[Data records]
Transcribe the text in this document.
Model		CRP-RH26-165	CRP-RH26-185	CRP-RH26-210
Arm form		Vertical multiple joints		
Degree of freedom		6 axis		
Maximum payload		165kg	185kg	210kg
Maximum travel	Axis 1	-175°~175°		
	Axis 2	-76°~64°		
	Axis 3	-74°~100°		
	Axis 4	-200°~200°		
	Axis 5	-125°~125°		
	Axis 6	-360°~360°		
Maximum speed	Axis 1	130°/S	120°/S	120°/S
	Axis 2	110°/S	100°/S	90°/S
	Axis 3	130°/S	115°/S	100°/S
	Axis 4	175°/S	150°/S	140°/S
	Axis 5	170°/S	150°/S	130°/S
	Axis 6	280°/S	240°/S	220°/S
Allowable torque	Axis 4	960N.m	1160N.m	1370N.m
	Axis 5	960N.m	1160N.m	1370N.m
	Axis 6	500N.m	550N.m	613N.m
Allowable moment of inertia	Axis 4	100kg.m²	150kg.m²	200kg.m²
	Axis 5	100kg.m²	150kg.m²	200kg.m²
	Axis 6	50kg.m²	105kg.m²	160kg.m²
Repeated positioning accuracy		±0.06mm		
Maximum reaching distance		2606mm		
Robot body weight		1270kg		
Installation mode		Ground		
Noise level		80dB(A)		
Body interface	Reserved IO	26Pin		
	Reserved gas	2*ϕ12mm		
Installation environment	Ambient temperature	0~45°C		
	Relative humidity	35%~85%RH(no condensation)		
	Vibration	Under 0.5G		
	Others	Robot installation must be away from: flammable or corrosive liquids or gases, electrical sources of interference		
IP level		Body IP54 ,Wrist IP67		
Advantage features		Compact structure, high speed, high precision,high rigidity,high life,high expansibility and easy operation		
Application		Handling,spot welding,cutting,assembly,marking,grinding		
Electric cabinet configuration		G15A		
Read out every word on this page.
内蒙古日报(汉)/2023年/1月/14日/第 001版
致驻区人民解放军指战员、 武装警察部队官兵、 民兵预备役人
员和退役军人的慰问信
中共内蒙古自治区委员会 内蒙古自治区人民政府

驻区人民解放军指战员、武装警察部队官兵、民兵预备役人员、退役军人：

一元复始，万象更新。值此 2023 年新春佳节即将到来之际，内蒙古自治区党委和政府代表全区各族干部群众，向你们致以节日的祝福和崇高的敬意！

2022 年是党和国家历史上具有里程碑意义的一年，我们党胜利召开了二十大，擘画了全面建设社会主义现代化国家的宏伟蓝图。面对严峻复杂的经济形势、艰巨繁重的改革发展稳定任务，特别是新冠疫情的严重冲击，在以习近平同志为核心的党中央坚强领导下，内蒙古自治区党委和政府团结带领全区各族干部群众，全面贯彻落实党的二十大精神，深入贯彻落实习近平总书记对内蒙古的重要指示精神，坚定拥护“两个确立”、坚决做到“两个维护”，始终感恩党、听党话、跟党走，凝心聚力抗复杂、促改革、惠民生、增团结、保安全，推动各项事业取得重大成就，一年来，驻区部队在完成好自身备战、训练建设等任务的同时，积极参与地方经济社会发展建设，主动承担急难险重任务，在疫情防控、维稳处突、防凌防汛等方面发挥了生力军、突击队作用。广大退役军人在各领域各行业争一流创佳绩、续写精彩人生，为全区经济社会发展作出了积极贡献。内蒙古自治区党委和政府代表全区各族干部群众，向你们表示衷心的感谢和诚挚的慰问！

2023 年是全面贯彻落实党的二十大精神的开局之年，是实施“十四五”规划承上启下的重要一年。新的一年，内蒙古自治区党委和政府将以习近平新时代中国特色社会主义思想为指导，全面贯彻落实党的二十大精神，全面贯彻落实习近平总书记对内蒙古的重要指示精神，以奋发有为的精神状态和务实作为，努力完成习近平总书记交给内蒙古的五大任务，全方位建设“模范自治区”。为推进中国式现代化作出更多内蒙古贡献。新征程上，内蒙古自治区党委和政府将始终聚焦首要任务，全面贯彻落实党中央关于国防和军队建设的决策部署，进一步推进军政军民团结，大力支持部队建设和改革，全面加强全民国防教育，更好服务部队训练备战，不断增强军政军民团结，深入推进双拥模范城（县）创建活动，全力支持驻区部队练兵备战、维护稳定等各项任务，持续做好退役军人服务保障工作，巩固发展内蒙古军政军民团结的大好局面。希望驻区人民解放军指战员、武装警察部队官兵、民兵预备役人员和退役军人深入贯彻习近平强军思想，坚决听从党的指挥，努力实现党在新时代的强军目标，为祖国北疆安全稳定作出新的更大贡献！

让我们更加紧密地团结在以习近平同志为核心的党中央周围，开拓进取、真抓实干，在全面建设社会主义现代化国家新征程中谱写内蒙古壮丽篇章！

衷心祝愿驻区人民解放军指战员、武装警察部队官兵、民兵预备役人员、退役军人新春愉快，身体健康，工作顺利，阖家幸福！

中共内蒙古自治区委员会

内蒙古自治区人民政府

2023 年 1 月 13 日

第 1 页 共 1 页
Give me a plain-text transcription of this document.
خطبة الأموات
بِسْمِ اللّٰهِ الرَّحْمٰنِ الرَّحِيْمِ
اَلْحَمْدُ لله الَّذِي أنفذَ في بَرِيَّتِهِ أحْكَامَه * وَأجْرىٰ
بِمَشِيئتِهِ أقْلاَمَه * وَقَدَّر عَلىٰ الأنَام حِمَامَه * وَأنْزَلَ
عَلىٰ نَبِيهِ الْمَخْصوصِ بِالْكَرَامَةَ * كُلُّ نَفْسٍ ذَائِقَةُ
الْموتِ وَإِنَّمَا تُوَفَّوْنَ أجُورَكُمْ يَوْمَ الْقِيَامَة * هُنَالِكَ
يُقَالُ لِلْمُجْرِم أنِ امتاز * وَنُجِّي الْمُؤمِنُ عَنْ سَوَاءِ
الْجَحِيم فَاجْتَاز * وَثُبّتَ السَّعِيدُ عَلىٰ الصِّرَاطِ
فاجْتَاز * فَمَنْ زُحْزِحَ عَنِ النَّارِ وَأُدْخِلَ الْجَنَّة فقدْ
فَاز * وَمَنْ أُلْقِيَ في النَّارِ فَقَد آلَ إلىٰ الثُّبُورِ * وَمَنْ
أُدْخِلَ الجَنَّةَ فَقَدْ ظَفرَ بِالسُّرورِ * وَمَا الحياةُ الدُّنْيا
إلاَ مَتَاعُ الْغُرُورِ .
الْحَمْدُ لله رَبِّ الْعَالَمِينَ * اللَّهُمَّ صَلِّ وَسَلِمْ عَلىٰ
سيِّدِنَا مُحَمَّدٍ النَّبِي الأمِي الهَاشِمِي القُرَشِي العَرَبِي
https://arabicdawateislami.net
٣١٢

*TASK TO COMPLETE:* Repeat every line of the records above exactly.

*IN RESPONSE:*
Transcribe the text in this document.
Model		CRP-RH26-165	CRP-RH26-185	CRP-RH26-210
Arm form		Vertical multiple joints		
Degree of freedom		6 axis		
Maximum payload		165kg	185kg	210kg
Maximum travel	Axis 1	-175°~175°		
	Axis 2	-76°~64°		
	Axis 3	-74°~100°		
	Axis 4	-200°~200°		
	Axis 5	-125°~125°		
	Axis 6	-360°~360°		
Maximum speed	Axis 1	130°/S	120°/S	120°/S
	Axis 2	110°/S	100°/S	90°/S
	Axis 3	130°/S	115°/S	100°/S
	Axis 4	175°/S	150°/S	140°/S
	Axis 5	170°/S	150°/S	130°/S
	Axis 6	280°/S	240°/S	220°/S
Allowable torque	Axis 4	960N.m	1160N.m	1370N.m
	Axis 5	960N.m	1160N.m	1370N.m
	Axis 6	500N.m	550N.m	613N.m
Allowable moment of inertia	Axis 4	100kg.m²	150kg.m²	200kg.m²
	Axis 5	100kg.m²	150kg.m²	200kg.m²
	Axis 6	50kg.m²	105kg.m²	160kg.m²
Repeated positioning accuracy		±0.06mm		
Maximum reaching distance		2606mm		
Robot body weight		1270kg		
Installation mode		Ground		
Noise level		80dB(A)		
Body interface	Reserved IO	26Pin		
	Reserved gas	2*ϕ12mm		
Installation environment	Ambient temperature	0~45°C		
	Relative humidity	35%~85%RH(no condensation)		
	Vibration	Under 0.5G		
	Others	Robot installation must be away from: flammable or corrosive liquids or gases, electrical sources of interference		
IP level		Body IP54 ,Wrist IP67		
Advantage features		Compact structure, high speed, high precision,high rigidity,high life,high expansibility and easy operation		
Application		Handling,spot welding,cutting,assembly,marking,grinding		
Electric cabinet configuration		G15A		
Read out every word on this page.
内蒙古日报(汉)/2023年/1月/14日/第 001版
致驻区人民解放军指战员、 武装警察部队官兵、 民兵预备役人
员和退役军人的慰问信
中共内蒙古自治区委员会 内蒙古自治区人民政府

驻区人民解放军指战员、武装警察部队官兵、民兵预备役人员、退役军人：

一元复始，万象更新。值此 2023 年新春佳节即将到来之际，内蒙古自治区党委和政府代表全区各族干部群众，向你们致以节日的祝福和崇高的敬意！

2022 年是党和国家历史上具有里程碑意义的一年，我们党胜利召开了二十大，擘画了全面建设社会主义现代化国家的宏伟蓝图。面对严峻复杂的经济形势、艰巨繁重的改革发展稳定任务，特别是新冠疫情的严重冲击，在以习近平同志为核心的党中央坚强领导下，内蒙古自治区党委和政府团结带领全区各族干部群众，全面贯彻落实党的二十大精神，深入贯彻落实习近平总书记对内蒙古的重要指示精神，坚定拥护“两个确立”、坚决做到“两个维护”，始终感恩党、听党话、跟党走，凝心聚力抗复杂、促改革、惠民生、增团结、保安全，推动各项事业取得重大成就，一年来，驻区部队在完成好自身备战、训练建设等任务的同时，积极参与地方经济社会发展建设，主动承担急难险重任务，在疫情防控、维稳处突、防凌防汛等方面发挥了生力军、突击队作用。广大退役军人在各领域各行业争一流创佳绩、续写精彩人生，为全区经济社会发展作出了积极贡献。内蒙古自治区党委和政府代表全区各族干部群众，向你们表示衷心的感谢和诚挚的慰问！

2023 年是全面贯彻落实党的二十大精神的开局之年，是实施“十四五”规划承上启下的重要一年。新的一年，内蒙古自治区党委和政府将以习近平新时代中国特色社会主义思想为指导，全面贯彻落实党的二十大精神，全面贯彻落实习近平总书记对内蒙古的重要指示精神，以奋发有为的精神状态和务实作为，努力完成习近平总书记交给内蒙古的五大任务，全方位建设“模范自治区”。为推进中国式现代化作出更多内蒙古贡献。新征程上，内蒙古自治区党委和政府将始终聚焦首要任务，全面贯彻落实党中央关于国防和军队建设的决策部署，进一步推进军政军民团结，大力支持部队建设和改革，全面加强全民国防教育，更好服务部队训练备战，不断增强军政军民团结，深入推进双拥模范城（县）创建活动，全力支持驻区部队练兵备战、维护稳定等各项任务，持续做好退役军人服务保障工作，巩固发展内蒙古军政军民团结的大好局面。希望驻区人民解放军指战员、武装警察部队官兵、民兵预备役人员和退役军人深入贯彻习近平强军思想，坚决听从党的指挥，努力实现党在新时代的强军目标，为祖国北疆安全稳定作出新的更大贡献！

让我们更加紧密地团结在以习近平同志为核心的党中央周围，开拓进取、真抓实干，在全面建设社会主义现代化国家新征程中谱写内蒙古壮丽篇章！

衷心祝愿驻区人民解放军指战员、武装警察部队官兵、民兵预备役人员、退役军人新春愉快，身体健康，工作顺利，阖家幸福！

中共内蒙古自治区委员会

内蒙古自治区人民政府

2023 年 1 月 13 日

第 1 页 共 1 页
Give me a plain-text transcription of this document.
خطبة الأموات
بِسْمِ اللّٰهِ الرَّحْمٰنِ الرَّحِيْمِ
اَلْحَمْدُ لله الَّذِي أنفذَ في بَرِيَّتِهِ أحْكَامَه * وَأجْرىٰ
بِمَشِيئتِهِ أقْلاَمَه * وَقَدَّر عَلىٰ الأنَام حِمَامَه * وَأنْزَلَ
عَلىٰ نَبِيهِ الْمَخْصوصِ بِالْكَرَامَةَ * كُلُّ نَفْسٍ ذَائِقَةُ
الْموتِ وَإِنَّمَا تُوَفَّوْنَ أجُورَكُمْ يَوْمَ الْقِيَامَة * هُنَالِكَ
يُقَالُ لِلْمُجْرِم أنِ امتاز * وَنُجِّي الْمُؤمِنُ عَنْ سَوَاءِ
الْجَحِيم فَاجْتَاز * وَثُبّتَ السَّعِيدُ عَلىٰ الصِّرَاطِ
فاجْتَاز * فَمَنْ زُحْزِحَ عَنِ النَّارِ وَأُدْخِلَ الْجَنَّة فقدْ
فَاز * وَمَنْ أُلْقِيَ في النَّارِ فَقَد آلَ إلىٰ الثُّبُورِ * وَمَنْ
أُدْخِلَ الجَنَّةَ فَقَدْ ظَفرَ بِالسُّرورِ * وَمَا الحياةُ الدُّنْيا
إلاَ مَتَاعُ الْغُرُورِ .
الْحَمْدُ لله رَبِّ الْعَالَمِينَ * اللَّهُمَّ صَلِّ وَسَلِمْ عَلىٰ
سيِّدِنَا مُحَمَّدٍ النَّبِي الأمِي الهَاشِمِي القُرَشِي العَرَبِي
https://arabicdawateislami.net
٣١٢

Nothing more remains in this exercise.